⟨

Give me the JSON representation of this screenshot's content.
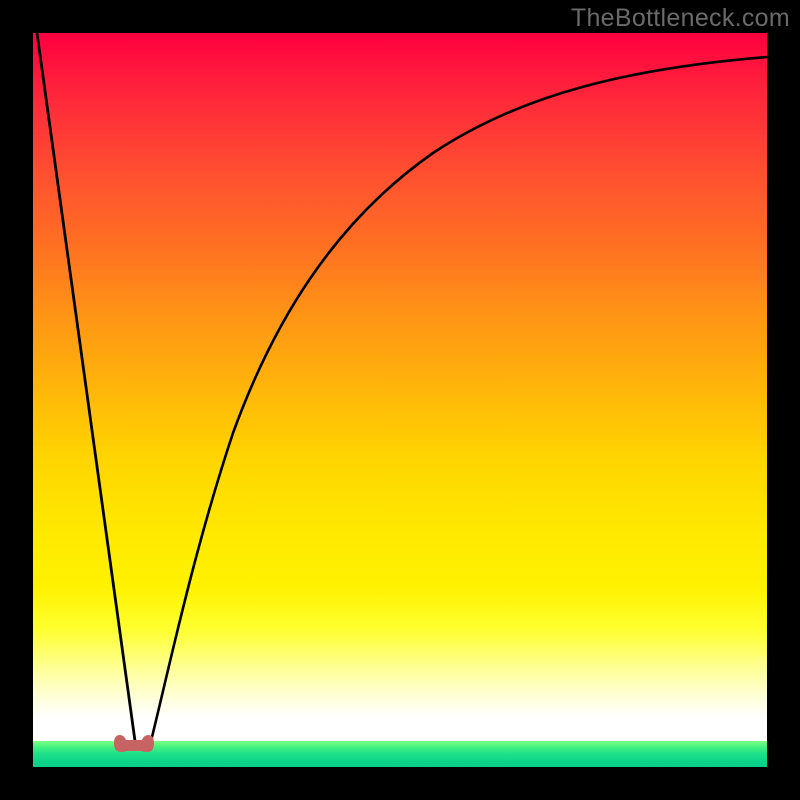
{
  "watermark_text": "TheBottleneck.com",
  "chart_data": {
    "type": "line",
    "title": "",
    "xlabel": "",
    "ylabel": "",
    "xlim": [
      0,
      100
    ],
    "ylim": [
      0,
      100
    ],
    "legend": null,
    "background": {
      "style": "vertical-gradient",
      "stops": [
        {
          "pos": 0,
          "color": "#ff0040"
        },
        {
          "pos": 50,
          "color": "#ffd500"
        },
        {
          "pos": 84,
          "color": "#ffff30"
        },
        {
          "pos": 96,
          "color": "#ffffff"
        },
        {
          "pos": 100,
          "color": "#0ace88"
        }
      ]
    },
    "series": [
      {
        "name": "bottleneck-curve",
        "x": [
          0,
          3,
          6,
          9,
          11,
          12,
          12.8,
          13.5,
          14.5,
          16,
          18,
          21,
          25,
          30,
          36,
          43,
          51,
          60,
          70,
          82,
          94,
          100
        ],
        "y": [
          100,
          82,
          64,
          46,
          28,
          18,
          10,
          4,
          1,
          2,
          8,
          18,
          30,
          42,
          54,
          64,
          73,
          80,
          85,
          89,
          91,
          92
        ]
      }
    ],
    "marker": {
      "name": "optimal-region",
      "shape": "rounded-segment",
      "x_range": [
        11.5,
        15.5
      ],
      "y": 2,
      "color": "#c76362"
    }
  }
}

⟩

Task directions: Using the data above, print every line exactly, omitting pictures.

Reply:
Give me the JSON representation of this screenshot's content.
{
  "watermark_text": "TheBottleneck.com",
  "chart_data": {
    "type": "line",
    "title": "",
    "xlabel": "",
    "ylabel": "",
    "xlim": [
      0,
      100
    ],
    "ylim": [
      0,
      100
    ],
    "legend": null,
    "background": {
      "style": "vertical-gradient",
      "stops": [
        {
          "pos": 0,
          "color": "#ff0040"
        },
        {
          "pos": 50,
          "color": "#ffd500"
        },
        {
          "pos": 84,
          "color": "#ffff30"
        },
        {
          "pos": 96,
          "color": "#ffffff"
        },
        {
          "pos": 100,
          "color": "#0ace88"
        }
      ]
    },
    "series": [
      {
        "name": "bottleneck-curve",
        "x": [
          0,
          3,
          6,
          9,
          11,
          12,
          12.8,
          13.5,
          14.5,
          16,
          18,
          21,
          25,
          30,
          36,
          43,
          51,
          60,
          70,
          82,
          94,
          100
        ],
        "y": [
          100,
          82,
          64,
          46,
          28,
          18,
          10,
          4,
          1,
          2,
          8,
          18,
          30,
          42,
          54,
          64,
          73,
          80,
          85,
          89,
          91,
          92
        ]
      }
    ],
    "marker": {
      "name": "optimal-region",
      "shape": "rounded-segment",
      "x_range": [
        11.5,
        15.5
      ],
      "y": 2,
      "color": "#c76362"
    }
  }
}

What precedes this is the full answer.